> _Layout dataset entries_
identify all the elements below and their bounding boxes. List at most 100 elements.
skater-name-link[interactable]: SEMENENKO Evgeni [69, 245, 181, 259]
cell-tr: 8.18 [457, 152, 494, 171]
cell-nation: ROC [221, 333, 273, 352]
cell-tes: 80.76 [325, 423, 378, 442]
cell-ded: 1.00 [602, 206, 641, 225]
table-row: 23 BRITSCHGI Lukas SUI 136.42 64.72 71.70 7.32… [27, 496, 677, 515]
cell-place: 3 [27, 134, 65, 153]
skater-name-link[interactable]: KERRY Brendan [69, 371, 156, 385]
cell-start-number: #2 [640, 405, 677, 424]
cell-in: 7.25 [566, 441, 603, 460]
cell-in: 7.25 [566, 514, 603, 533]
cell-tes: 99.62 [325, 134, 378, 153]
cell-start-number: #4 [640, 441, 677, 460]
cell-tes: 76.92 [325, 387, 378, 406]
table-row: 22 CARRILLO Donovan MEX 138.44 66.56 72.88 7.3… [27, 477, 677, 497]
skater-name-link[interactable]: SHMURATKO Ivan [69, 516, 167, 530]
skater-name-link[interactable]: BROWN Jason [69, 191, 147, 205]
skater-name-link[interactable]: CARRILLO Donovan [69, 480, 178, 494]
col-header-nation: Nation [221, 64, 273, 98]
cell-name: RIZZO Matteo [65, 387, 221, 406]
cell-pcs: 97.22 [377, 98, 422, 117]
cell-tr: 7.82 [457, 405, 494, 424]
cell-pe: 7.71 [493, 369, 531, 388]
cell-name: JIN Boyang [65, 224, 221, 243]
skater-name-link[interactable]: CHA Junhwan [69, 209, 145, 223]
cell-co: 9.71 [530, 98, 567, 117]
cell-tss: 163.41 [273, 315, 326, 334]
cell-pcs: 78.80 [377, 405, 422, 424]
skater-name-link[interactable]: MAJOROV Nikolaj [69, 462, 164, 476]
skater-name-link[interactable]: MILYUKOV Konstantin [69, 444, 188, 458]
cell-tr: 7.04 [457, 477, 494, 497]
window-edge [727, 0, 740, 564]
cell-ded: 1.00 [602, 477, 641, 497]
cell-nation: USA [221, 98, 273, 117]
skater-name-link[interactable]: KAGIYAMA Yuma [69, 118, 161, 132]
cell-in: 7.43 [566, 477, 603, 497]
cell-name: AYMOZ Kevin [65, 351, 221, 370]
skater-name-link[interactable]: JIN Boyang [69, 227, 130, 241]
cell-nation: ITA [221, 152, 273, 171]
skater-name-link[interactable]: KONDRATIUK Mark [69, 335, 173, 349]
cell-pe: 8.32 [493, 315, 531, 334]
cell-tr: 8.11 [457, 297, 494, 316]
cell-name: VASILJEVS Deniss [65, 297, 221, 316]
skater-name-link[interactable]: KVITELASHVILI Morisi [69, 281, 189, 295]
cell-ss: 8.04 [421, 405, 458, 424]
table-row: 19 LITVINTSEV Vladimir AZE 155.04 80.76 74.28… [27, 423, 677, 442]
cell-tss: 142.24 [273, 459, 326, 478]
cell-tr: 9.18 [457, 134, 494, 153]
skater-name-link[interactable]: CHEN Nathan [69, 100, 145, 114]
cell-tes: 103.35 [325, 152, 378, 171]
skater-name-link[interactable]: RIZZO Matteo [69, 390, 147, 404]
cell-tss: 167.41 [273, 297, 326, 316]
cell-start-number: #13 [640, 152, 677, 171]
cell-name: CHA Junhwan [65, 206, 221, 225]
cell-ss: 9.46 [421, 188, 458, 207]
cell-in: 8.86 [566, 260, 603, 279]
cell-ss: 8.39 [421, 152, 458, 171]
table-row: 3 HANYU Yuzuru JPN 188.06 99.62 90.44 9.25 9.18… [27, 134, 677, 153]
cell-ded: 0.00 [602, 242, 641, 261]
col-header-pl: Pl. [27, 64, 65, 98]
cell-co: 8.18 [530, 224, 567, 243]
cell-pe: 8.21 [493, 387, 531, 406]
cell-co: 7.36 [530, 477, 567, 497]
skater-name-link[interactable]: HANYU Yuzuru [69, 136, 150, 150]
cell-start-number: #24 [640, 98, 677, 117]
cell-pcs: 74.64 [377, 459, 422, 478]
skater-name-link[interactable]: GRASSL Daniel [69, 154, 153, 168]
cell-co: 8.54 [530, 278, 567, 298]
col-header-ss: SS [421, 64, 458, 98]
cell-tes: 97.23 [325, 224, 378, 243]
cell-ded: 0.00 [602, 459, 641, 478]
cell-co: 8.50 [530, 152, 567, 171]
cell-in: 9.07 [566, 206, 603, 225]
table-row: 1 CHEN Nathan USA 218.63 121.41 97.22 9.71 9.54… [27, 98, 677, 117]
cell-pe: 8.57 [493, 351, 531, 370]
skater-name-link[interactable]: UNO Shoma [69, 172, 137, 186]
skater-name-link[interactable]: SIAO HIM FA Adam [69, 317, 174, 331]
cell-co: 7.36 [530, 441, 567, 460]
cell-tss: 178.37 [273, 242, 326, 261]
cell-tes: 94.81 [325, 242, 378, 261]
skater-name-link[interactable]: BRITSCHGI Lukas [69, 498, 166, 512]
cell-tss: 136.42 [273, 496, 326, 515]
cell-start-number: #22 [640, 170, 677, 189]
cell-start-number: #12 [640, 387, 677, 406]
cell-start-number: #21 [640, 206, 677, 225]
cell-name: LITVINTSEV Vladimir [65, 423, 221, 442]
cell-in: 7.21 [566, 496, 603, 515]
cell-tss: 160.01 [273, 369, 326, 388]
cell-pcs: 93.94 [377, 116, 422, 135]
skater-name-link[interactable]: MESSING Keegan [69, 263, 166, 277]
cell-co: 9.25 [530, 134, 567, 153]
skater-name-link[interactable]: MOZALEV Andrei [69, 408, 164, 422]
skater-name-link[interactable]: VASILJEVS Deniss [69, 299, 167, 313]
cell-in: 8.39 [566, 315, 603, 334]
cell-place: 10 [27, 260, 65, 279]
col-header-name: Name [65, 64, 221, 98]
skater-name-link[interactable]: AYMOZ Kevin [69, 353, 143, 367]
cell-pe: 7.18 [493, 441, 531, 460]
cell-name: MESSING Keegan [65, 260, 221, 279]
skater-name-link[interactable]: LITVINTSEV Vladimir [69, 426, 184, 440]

> _AIM OF THE TASK_
Copy the rows word for word, starting at the first row and ending with the line containing "skater-name-link[interactable]: MAJOROV Nikolaj", including both ends.

> _EXPECTED OUTPUT_
identify all the elements below and their bounding boxes. List at most 100 elements.
skater-name-link[interactable]: SEMENENKO Evgeni [69, 245, 181, 259]
cell-tr: 8.18 [457, 152, 494, 171]
cell-nation: ROC [221, 333, 273, 352]
cell-tes: 80.76 [325, 423, 378, 442]
cell-ded: 1.00 [602, 206, 641, 225]
table-row: 23 BRITSCHGI Lukas SUI 136.42 64.72 71.70 7.32… [27, 496, 677, 515]
cell-place: 3 [27, 134, 65, 153]
skater-name-link[interactable]: KERRY Brendan [69, 371, 156, 385]
cell-start-number: #2 [640, 405, 677, 424]
cell-in: 7.25 [566, 441, 603, 460]
cell-in: 7.25 [566, 514, 603, 533]
cell-tes: 99.62 [325, 134, 378, 153]
cell-start-number: #4 [640, 441, 677, 460]
cell-tes: 76.92 [325, 387, 378, 406]
table-row: 22 CARRILLO Donovan MEX 138.44 66.56 72.88 7.3… [27, 477, 677, 497]
skater-name-link[interactable]: SHMURATKO Ivan [69, 516, 167, 530]
skater-name-link[interactable]: BROWN Jason [69, 191, 147, 205]
skater-name-link[interactable]: CARRILLO Donovan [69, 480, 178, 494]
col-header-nation: Nation [221, 64, 273, 98]
cell-name: RIZZO Matteo [65, 387, 221, 406]
cell-pcs: 97.22 [377, 98, 422, 117]
cell-tr: 7.82 [457, 405, 494, 424]
cell-pe: 7.71 [493, 369, 531, 388]
cell-name: JIN Boyang [65, 224, 221, 243]
skater-name-link[interactable]: CHA Junhwan [69, 209, 145, 223]
cell-co: 9.71 [530, 98, 567, 117]
cell-tss: 163.41 [273, 315, 326, 334]
cell-pcs: 78.80 [377, 405, 422, 424]
skater-name-link[interactable]: MAJOROV Nikolaj [69, 462, 164, 476]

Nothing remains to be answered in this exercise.